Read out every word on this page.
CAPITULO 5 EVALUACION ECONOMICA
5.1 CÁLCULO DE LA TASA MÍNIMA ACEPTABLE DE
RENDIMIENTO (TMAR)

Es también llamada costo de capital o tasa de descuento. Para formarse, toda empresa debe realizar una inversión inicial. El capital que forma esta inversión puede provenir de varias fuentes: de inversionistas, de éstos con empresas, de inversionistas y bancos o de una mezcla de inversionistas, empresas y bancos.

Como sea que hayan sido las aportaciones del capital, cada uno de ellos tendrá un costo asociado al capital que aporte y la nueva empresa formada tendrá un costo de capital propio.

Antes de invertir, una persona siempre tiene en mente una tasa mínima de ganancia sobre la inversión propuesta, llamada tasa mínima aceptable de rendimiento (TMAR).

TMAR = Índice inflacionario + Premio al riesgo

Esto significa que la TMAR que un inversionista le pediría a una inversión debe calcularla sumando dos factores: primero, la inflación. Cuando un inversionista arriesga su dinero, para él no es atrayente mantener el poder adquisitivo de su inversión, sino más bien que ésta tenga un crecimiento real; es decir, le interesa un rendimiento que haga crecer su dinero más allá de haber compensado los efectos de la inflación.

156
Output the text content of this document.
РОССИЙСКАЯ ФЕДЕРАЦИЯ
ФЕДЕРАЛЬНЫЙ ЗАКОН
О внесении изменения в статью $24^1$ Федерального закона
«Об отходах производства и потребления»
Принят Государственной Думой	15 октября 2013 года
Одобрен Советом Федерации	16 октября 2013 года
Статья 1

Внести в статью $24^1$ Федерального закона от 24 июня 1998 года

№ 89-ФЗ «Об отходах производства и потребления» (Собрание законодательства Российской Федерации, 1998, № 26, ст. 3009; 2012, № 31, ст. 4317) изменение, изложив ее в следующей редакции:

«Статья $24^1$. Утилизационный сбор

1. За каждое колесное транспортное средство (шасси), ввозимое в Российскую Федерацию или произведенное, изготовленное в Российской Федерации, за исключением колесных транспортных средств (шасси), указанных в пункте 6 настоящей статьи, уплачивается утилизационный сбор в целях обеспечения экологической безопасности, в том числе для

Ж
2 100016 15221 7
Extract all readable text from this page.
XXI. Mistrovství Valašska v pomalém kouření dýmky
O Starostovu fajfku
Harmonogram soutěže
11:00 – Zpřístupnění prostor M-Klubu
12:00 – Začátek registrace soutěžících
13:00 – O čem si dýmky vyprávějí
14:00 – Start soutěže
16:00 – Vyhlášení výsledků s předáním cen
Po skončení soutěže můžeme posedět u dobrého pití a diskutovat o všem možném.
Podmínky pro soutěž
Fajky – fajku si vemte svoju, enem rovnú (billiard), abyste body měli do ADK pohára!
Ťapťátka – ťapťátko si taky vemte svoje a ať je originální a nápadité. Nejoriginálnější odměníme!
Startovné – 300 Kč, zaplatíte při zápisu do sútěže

----------

THE REQUEST:
Return the lines from the line containing "Output the text content of this document." to the end of the entries above, exactly as they appear and with no other output.

TASK OUTPUT:
Output the text content of this document.
РОССИЙСКАЯ ФЕДЕРАЦИЯ
ФЕДЕРАЛЬНЫЙ ЗАКОН
О внесении изменения в статью $24^1$ Федерального закона
«Об отходах производства и потребления»
Принят Государственной Думой	15 октября 2013 года
Одобрен Советом Федерации	16 октября 2013 года
Статья 1

Внести в статью $24^1$ Федерального закона от 24 июня 1998 года

№ 89-ФЗ «Об отходах производства и потребления» (Собрание законодательства Российской Федерации, 1998, № 26, ст. 3009; 2012, № 31, ст. 4317) изменение, изложив ее в следующей редакции:

«Статья $24^1$. Утилизационный сбор

1. За каждое колесное транспортное средство (шасси), ввозимое в Российскую Федерацию или произведенное, изготовленное в Российской Федерации, за исключением колесных транспортных средств (шасси), указанных в пункте 6 настоящей статьи, уплачивается утилизационный сбор в целях обеспечения экологической безопасности, в том числе для

Ж
2 100016 15221 7
Extract all readable text from this page.
XXI. Mistrovství Valašska v pomalém kouření dýmky
O Starostovu fajfku
Harmonogram soutěže
11:00 – Zpřístupnění prostor M-Klubu
12:00 – Začátek registrace soutěžících
13:00 – O čem si dýmky vyprávějí
14:00 – Start soutěže
16:00 – Vyhlášení výsledků s předáním cen
Po skončení soutěže můžeme posedět u dobrého pití a diskutovat o všem možném.
Podmínky pro soutěž
Fajky – fajku si vemte svoju, enem rovnú (billiard), abyste body měli do ADK pohára!
Ťapťátka – ťapťátko si taky vemte svoje a ať je originální a nápadité. Nejoriginálnější odměníme!
Startovné – 300 Kč, zaplatíte při zápisu do sútěže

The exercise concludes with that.